**Aim**
Each line should be copied exactly.

**Raw records**
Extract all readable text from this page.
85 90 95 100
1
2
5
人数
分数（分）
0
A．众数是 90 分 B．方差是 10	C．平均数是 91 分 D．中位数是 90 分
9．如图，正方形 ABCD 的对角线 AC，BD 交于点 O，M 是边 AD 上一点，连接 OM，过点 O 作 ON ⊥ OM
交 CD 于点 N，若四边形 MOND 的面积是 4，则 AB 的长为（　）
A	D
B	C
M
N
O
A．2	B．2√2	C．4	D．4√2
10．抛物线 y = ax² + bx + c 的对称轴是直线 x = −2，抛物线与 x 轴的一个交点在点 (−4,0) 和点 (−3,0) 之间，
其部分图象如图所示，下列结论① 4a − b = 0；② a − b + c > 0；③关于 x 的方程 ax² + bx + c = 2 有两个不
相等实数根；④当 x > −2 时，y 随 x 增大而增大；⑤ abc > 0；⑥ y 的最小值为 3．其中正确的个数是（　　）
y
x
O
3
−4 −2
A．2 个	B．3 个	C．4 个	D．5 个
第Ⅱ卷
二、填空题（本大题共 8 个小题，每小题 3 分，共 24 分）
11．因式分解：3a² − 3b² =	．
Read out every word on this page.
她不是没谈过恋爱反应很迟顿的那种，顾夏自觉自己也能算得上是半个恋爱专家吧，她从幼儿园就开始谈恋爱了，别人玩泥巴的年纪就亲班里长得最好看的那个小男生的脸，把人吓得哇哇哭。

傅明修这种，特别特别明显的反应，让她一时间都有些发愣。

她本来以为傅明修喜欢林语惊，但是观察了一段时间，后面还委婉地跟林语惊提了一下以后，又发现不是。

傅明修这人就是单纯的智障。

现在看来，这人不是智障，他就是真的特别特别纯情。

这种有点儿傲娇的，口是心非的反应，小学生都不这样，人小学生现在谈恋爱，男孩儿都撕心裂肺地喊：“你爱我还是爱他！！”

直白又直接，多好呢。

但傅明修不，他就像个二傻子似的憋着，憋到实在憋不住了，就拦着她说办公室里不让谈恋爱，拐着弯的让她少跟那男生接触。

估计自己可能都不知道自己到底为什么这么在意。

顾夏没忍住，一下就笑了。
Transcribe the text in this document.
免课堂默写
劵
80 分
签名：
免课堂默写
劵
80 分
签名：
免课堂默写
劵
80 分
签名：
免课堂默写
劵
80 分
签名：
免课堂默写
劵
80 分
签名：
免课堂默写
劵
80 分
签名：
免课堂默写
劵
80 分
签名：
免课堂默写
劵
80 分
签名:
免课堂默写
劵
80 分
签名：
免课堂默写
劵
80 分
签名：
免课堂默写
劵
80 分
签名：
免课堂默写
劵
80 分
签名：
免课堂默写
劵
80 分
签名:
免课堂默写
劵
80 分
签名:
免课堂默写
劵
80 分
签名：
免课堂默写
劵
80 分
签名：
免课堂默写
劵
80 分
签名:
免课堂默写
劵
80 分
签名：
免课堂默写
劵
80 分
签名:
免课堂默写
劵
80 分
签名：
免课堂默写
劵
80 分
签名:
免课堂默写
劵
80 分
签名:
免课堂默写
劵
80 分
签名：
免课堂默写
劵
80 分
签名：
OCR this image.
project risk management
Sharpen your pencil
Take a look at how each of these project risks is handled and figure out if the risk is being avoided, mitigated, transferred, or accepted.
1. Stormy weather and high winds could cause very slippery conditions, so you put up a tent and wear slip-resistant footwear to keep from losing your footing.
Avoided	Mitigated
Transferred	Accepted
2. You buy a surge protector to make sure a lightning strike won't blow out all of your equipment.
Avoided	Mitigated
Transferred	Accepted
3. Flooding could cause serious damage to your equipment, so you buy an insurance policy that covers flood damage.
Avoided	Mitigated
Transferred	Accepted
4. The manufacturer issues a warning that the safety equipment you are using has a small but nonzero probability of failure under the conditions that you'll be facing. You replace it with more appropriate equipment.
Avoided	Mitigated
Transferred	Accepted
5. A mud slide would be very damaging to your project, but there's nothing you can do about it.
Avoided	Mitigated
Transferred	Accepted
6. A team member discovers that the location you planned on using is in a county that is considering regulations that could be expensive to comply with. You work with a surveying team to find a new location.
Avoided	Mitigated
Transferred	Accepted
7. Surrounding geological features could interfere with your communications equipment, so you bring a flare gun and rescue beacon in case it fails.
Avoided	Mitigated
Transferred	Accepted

**Result of the task**
Extract all readable text from this page.
85 90 95 100
1
2
5
人数
分数（分）
0
A．众数是 90 分 B．方差是 10	C．平均数是 91 分 D．中位数是 90 分
9．如图，正方形 ABCD 的对角线 AC，BD 交于点 O，M 是边 AD 上一点，连接 OM，过点 O 作 ON ⊥ OM
交 CD 于点 N，若四边形 MOND 的面积是 4，则 AB 的长为（　）
A	D
B	C
M
N
O
A．2	B．2√2	C．4	D．4√2
10．抛物线 y = ax² + bx + c 的对称轴是直线 x = −2，抛物线与 x 轴的一个交点在点 (−4,0) 和点 (−3,0) 之间，
其部分图象如图所示，下列结论① 4a − b = 0；② a − b + c > 0；③关于 x 的方程 ax² + bx + c = 2 有两个不
相等实数根；④当 x > −2 时，y 随 x 增大而增大；⑤ abc > 0；⑥ y 的最小值为 3．其中正确的个数是（　　）
y
x
O
3
−4 −2
A．2 个	B．3 个	C．4 个	D．5 个
第Ⅱ卷
二、填空题（本大题共 8 个小题，每小题 3 分，共 24 分）
11．因式分解：3a² − 3b² =	．
Read out every word on this page.
她不是没谈过恋爱反应很迟顿的那种，顾夏自觉自己也能算得上是半个恋爱专家吧，她从幼儿园就开始谈恋爱了，别人玩泥巴的年纪就亲班里长得最好看的那个小男生的脸，把人吓得哇哇哭。

傅明修这种，特别特别明显的反应，让她一时间都有些发愣。

她本来以为傅明修喜欢林语惊，但是观察了一段时间，后面还委婉地跟林语惊提了一下以后，又发现不是。

傅明修这人就是单纯的智障。

现在看来，这人不是智障，他就是真的特别特别纯情。

这种有点儿傲娇的，口是心非的反应，小学生都不这样，人小学生现在谈恋爱，男孩儿都撕心裂肺地喊：“你爱我还是爱他！！”

直白又直接，多好呢。

但傅明修不，他就像个二傻子似的憋着，憋到实在憋不住了，就拦着她说办公室里不让谈恋爱，拐着弯的让她少跟那男生接触。

估计自己可能都不知道自己到底为什么这么在意。

顾夏没忍住，一下就笑了。
Transcribe the text in this document.
免课堂默写
劵
80 分
签名：
免课堂默写
劵
80 分
签名：
免课堂默写
劵
80 分
签名：
免课堂默写
劵
80 分
签名：
免课堂默写
劵
80 分
签名：
免课堂默写
劵
80 分
签名：
免课堂默写
劵
80 分
签名：
免课堂默写
劵
80 分
签名:
免课堂默写
劵
80 分
签名：
免课堂默写
劵
80 分
签名：
免课堂默写
劵
80 分
签名：
免课堂默写
劵
80 分
签名：
免课堂默写
劵
80 分
签名:
免课堂默写
劵
80 分
签名:
免课堂默写
劵
80 分
签名：
免课堂默写
劵
80 分
签名：
免课堂默写
劵
80 分
签名:
免课堂默写
劵
80 分
签名：
免课堂默写
劵
80 分
签名:
免课堂默写
劵
80 分
签名：
免课堂默写
劵
80 分
签名:
免课堂默写
劵
80 分
签名:
免课堂默写
劵
80 分
签名：
免课堂默写
劵
80 分
签名：
OCR this image.
project risk management
Sharpen your pencil
Take a look at how each of these project risks is handled and figure out if the risk is being avoided, mitigated, transferred, or accepted.
1. Stormy weather and high winds could cause very slippery conditions, so you put up a tent and wear slip-resistant footwear to keep from losing your footing.
Avoided	Mitigated
Transferred	Accepted
2. You buy a surge protector to make sure a lightning strike won't blow out all of your equipment.
Avoided	Mitigated
Transferred	Accepted
3. Flooding could cause serious damage to your equipment, so you buy an insurance policy that covers flood damage.
Avoided	Mitigated
Transferred	Accepted
4. The manufacturer issues a warning that the safety equipment you are using has a small but nonzero probability of failure under the conditions that you'll be facing. You replace it with more appropriate equipment.
Avoided	Mitigated
Transferred	Accepted
5. A mud slide would be very damaging to your project, but there's nothing you can do about it.
Avoided	Mitigated
Transferred	Accepted
6. A team member discovers that the location you planned on using is in a county that is considering regulations that could be expensive to comply with. You work with a surveying team to find a new location.
Avoided	Mitigated
Transferred	Accepted
7. Surrounding geological features could interfere with your communications equipment, so you bring a flare gun and rescue beacon in case it fails.
Avoided	Mitigated
Transferred	Accepted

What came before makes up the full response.